-- Start of THE RECORDS --

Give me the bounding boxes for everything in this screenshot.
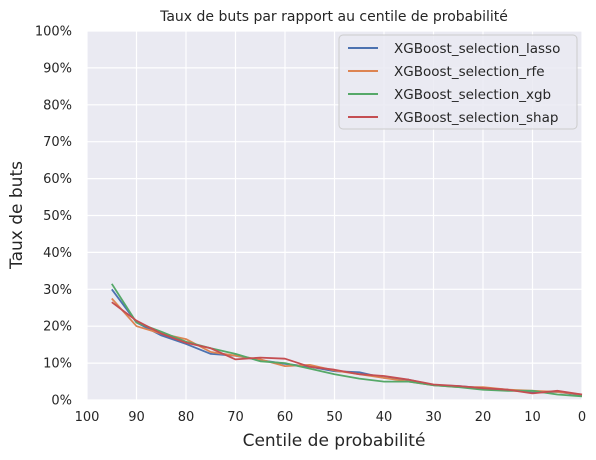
x-tick-label: 50 [326, 410, 343, 425]
y-tick-label: 30% [43, 283, 72, 298]
x-tick-label: 30 [425, 410, 442, 425]
y-tick-label: 90% [43, 61, 72, 76]
y-tick-label: 20% [43, 320, 72, 335]
x-tick-label: 40 [376, 410, 393, 425]
legend-label: XGBoost_selection_rfe [394, 64, 545, 80]
x-tick-label: 20 [475, 410, 492, 425]
y-tick-label: 40% [43, 246, 72, 261]
x-tick-label: 90 [128, 410, 145, 425]
legend-label: XGBoost_selection_xgb [394, 87, 551, 103]
y-axis-title: Taux de buts [7, 161, 27, 270]
x-tick-label: 100 [75, 410, 100, 425]
y-tick-label: 70% [43, 135, 72, 150]
legend-label: XGBoost_selection_shap [394, 110, 558, 126]
x-tick-labels: 100 90 80 70 60 50 40 30 20 10 0 [75, 410, 587, 425]
legend-label: XGBoost_selection_lasso [394, 41, 560, 57]
y-tick-labels: 0% 10% 20% 30% 40% 50% 60% 70% 80% 90% 100% [35, 25, 72, 409]
y-tick-label: 0% [51, 394, 72, 409]
series-line-XGBoost_selection_shap [111, 301, 583, 396]
x-tick-label: 60 [277, 410, 294, 425]
y-tick-label: 80% [43, 98, 72, 113]
y-tick-label: 100% [35, 25, 72, 40]
x-tick-label: 70 [227, 410, 244, 425]
y-tick-label: 60% [43, 172, 72, 187]
x-tick-label: 80 [178, 410, 195, 425]
x-axis-title: Centile de probabilité [243, 431, 426, 451]
x-tick-label: 0 [578, 410, 586, 425]
chart-title: Taux de buts par rapport au centile de p… [159, 9, 508, 25]
x-tick-label: 10 [524, 410, 541, 425]
series-lines [111, 283, 583, 398]
y-tick-label: 10% [43, 357, 72, 372]
y-tick-label: 50% [43, 209, 72, 224]
legend: XGBoost_selection_lasso XGBoost_selection… [338, 34, 578, 130]
legend-frame [338, 34, 578, 130]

-- End of THE RECORDS --

TO DO:
Starting with the line containing "x-tick-label: 50 [326, 410, 343, 425]" and going on through the line containing "x-tick-label: 20 [475, 410, 492, 425]", rewrite those lines from the records with "legend-label" switched to "legend-entry" and everything else unchanged.

TASK SOLUTION:
x-tick-label: 50 [326, 410, 343, 425]
y-tick-label: 30% [43, 283, 72, 298]
x-tick-label: 30 [425, 410, 442, 425]
y-tick-label: 90% [43, 61, 72, 76]
y-tick-label: 20% [43, 320, 72, 335]
x-tick-label: 40 [376, 410, 393, 425]
legend-entry: XGBoost_selection_rfe [394, 64, 545, 80]
x-tick-label: 20 [475, 410, 492, 425]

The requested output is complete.